**GIVEN INSTRUCTION**
Skip the pictures. Reproduce all other material exactly.

Stored items:
══════════════════════════════
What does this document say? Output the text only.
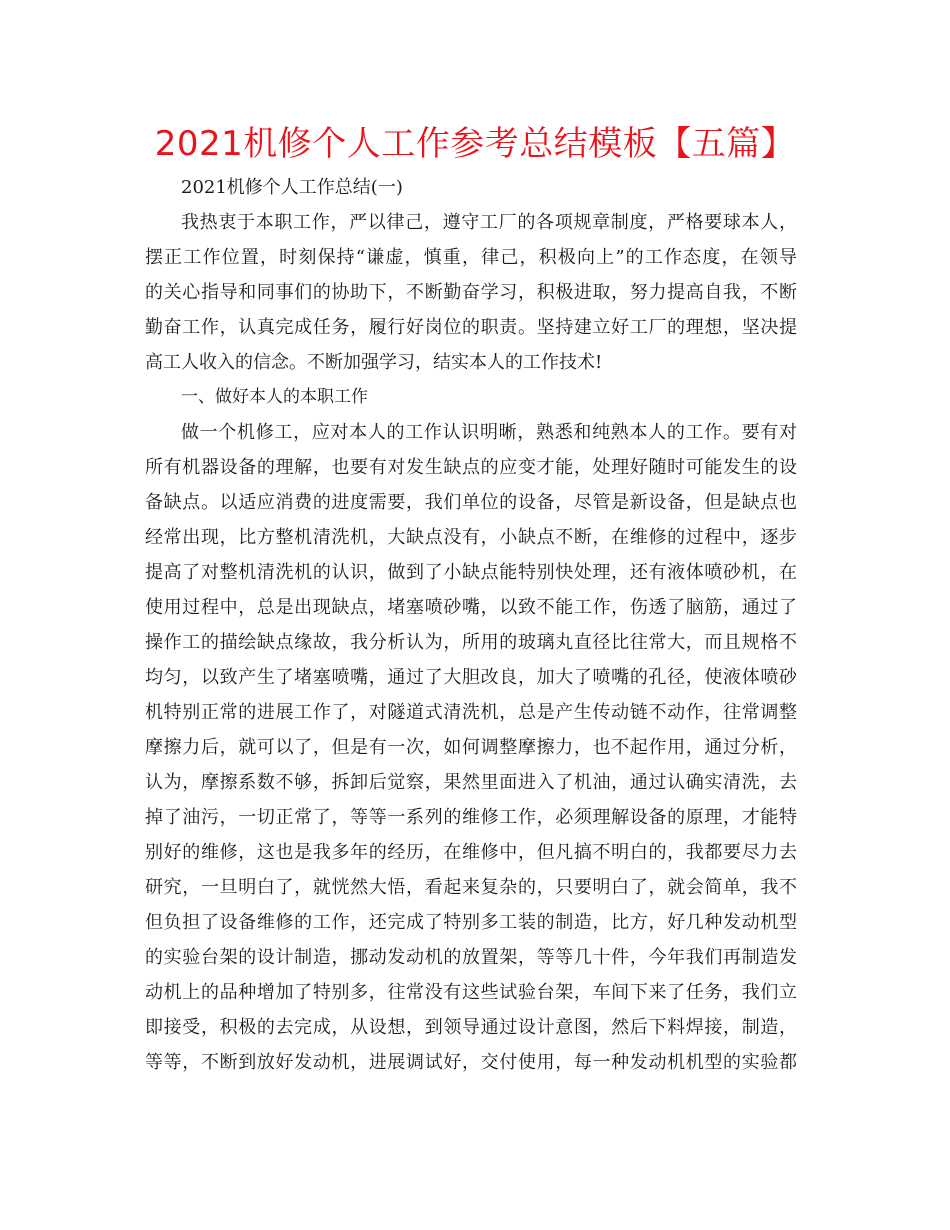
2021机修个人工作参考总结模板【五篇】
2021机修个人工作总结(一)
我热衷于本职工作，严以律己，遵守工厂的各项规章制度，严格要球本人，
摆正工作位置，时刻保持“谦虚，慎重，律己，积极向上”的工作态度，在领导
的关心指导和同事们的协助下，不断勤奋学习，积极进取，努力提高自我，不断
勤奋工作，认真完成任务，履行好岗位的职责。坚持建立好工厂的理想，坚决提
高工人收入的信念。不断加强学习，结实本人的工作技术!
一、做好本人的本职工作
做一个机修工，应对本人的工作认识明晰，熟悉和纯熟本人的工作。要有对
所有机器设备的理解，也要有对发生缺点的应变才能，处理好随时可能发生的设
备缺点。以适应消费的进度需要，我们单位的设备，尽管是新设备，但是缺点也
经常出现，比方整机清洗机，大缺点没有，小缺点不断，在维修的过程中，逐步
提高了对整机清洗机的认识，做到了小缺点能特别快处理，还有液体喷砂机，在
使用过程中，总是出现缺点，堵塞喷砂嘴，以致不能工作，伤透了脑筋，通过了
操作工的描绘缺点缘故，我分析认为，所用的玻璃丸直径比往常大，而且规格不
均匀，以致产生了堵塞喷嘴，通过了大胆改良，加大了喷嘴的孔径，使液体喷砂
机特别正常的进展工作了，对隧道式清洗机，总是产生传动链不动作，往常调整
摩擦力后，就可以了，但是有一次，如何调整摩擦力，也不起作用，通过分析，
认为，摩擦系数不够，拆卸后觉察，果然里面进入了机油，通过认确实清洗，去
掉了油污，一切正常了，等等一系列的维修工作，必须理解设备的原理，才能特
别好的维修，这也是我多年的经历，在维修中，但凡搞不明白的，我都要尽力去
研究，一旦明白了，就恍然大悟，看起来复杂的，只要明白了，就会简单，我不
但负担了设备维修的工作，还完成了特别多工装的制造，比方，好几种发动机型
的实验台架的设计制造，挪动发动机的放置架，等等几十件，今年我们再制造发
动机上的品种增加了特别多，往常没有这些试验台架，车间下来了任务，我们立
即接受，积极的去完成，从设想，到领导通过设计意图，然后下料焊接，制造，
等等，不断到放好发动机，进展调试好，交付使用，每一种发动机机型的实验都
══════════════════════════════
**SOLVED PROBLEM**
What does this document say? Output the text only.
2021机修个人工作参考总结模板【五篇】
2021机修个人工作总结(一)
我热衷于本职工作，严以律己，遵守工厂的各项规章制度，严格要球本人，
摆正工作位置，时刻保持“谦虚，慎重，律己，积极向上”的工作态度，在领导
的关心指导和同事们的协助下，不断勤奋学习，积极进取，努力提高自我，不断
勤奋工作，认真完成任务，履行好岗位的职责。坚持建立好工厂的理想，坚决提
高工人收入的信念。不断加强学习，结实本人的工作技术!
一、做好本人的本职工作
做一个机修工，应对本人的工作认识明晰，熟悉和纯熟本人的工作。要有对
所有机器设备的理解，也要有对发生缺点的应变才能，处理好随时可能发生的设
备缺点。以适应消费的进度需要，我们单位的设备，尽管是新设备，但是缺点也
经常出现，比方整机清洗机，大缺点没有，小缺点不断，在维修的过程中，逐步
提高了对整机清洗机的认识，做到了小缺点能特别快处理，还有液体喷砂机，在
使用过程中，总是出现缺点，堵塞喷砂嘴，以致不能工作，伤透了脑筋，通过了
操作工的描绘缺点缘故，我分析认为，所用的玻璃丸直径比往常大，而且规格不
均匀，以致产生了堵塞喷嘴，通过了大胆改良，加大了喷嘴的孔径，使液体喷砂
机特别正常的进展工作了，对隧道式清洗机，总是产生传动链不动作，往常调整
摩擦力后，就可以了，但是有一次，如何调整摩擦力，也不起作用，通过分析，
认为，摩擦系数不够，拆卸后觉察，果然里面进入了机油，通过认确实清洗，去
掉了油污，一切正常了，等等一系列的维修工作，必须理解设备的原理，才能特
别好的维修，这也是我多年的经历，在维修中，但凡搞不明白的，我都要尽力去
研究，一旦明白了，就恍然大悟，看起来复杂的，只要明白了，就会简单，我不
但负担了设备维修的工作，还完成了特别多工装的制造，比方，好几种发动机型
的实验台架的设计制造，挪动发动机的放置架，等等几十件，今年我们再制造发
动机上的品种增加了特别多，往常没有这些试验台架，车间下来了任务，我们立
即接受，积极的去完成，从设想，到领导通过设计意图，然后下料焊接，制造，
等等，不断到放好发动机，进展调试好，交付使用，每一种发动机机型的实验都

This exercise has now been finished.